Problem details — What follows is a set of records; repeat all of them exactly.

The data —
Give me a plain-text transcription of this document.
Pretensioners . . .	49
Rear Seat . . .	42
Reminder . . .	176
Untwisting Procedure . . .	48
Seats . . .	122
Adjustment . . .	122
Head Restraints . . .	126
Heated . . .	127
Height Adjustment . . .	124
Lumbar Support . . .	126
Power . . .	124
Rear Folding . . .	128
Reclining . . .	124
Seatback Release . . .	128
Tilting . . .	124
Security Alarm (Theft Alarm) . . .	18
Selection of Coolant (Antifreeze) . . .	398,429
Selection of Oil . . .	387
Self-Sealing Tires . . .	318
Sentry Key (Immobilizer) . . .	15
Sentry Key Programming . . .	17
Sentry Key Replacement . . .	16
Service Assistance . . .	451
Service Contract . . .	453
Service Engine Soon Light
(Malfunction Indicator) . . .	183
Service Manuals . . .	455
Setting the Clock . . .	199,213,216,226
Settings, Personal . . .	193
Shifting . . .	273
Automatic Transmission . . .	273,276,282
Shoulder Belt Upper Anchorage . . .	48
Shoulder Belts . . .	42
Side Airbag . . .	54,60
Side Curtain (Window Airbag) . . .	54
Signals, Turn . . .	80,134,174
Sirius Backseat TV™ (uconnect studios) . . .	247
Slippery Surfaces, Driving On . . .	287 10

Reply to the task —
Give me a plain-text transcription of this document.
Pretensioners . . .	49
Rear Seat . . .	42
Reminder . . .	176
Untwisting Procedure . . .	48
Seats . . .	122
Adjustment . . .	122
Head Restraints . . .	126
Heated . . .	127
Height Adjustment . . .	124
Lumbar Support . . .	126
Power . . .	124
Rear Folding . . .	128
Reclining . . .	124
Seatback Release . . .	128
Tilting . . .	124
Security Alarm (Theft Alarm) . . .	18
Selection of Coolant (Antifreeze) . . .	398,429
Selection of Oil . . .	387
Self-Sealing Tires . . .	318
Sentry Key (Immobilizer) . . .	15
Sentry Key Programming . . .	17
Sentry Key Replacement . . .	16
Service Assistance . . .	451
Service Contract . . .	453
Service Engine Soon Light
(Malfunction Indicator) . . .	183
Service Manuals . . .	455
Setting the Clock . . .	199,213,216,226
Settings, Personal . . .	193
Shifting . . .	273
Automatic Transmission . . .	273,276,282
Shoulder Belt Upper Anchorage . . .	48
Shoulder Belts . . .	42
Side Airbag . . .	54,60
Side Curtain (Window Airbag) . . .	54
Signals, Turn . . .	80,134,174
Sirius Backseat TV™ (uconnect studios) . . .	247
Slippery Surfaces, Driving On . . .	287 10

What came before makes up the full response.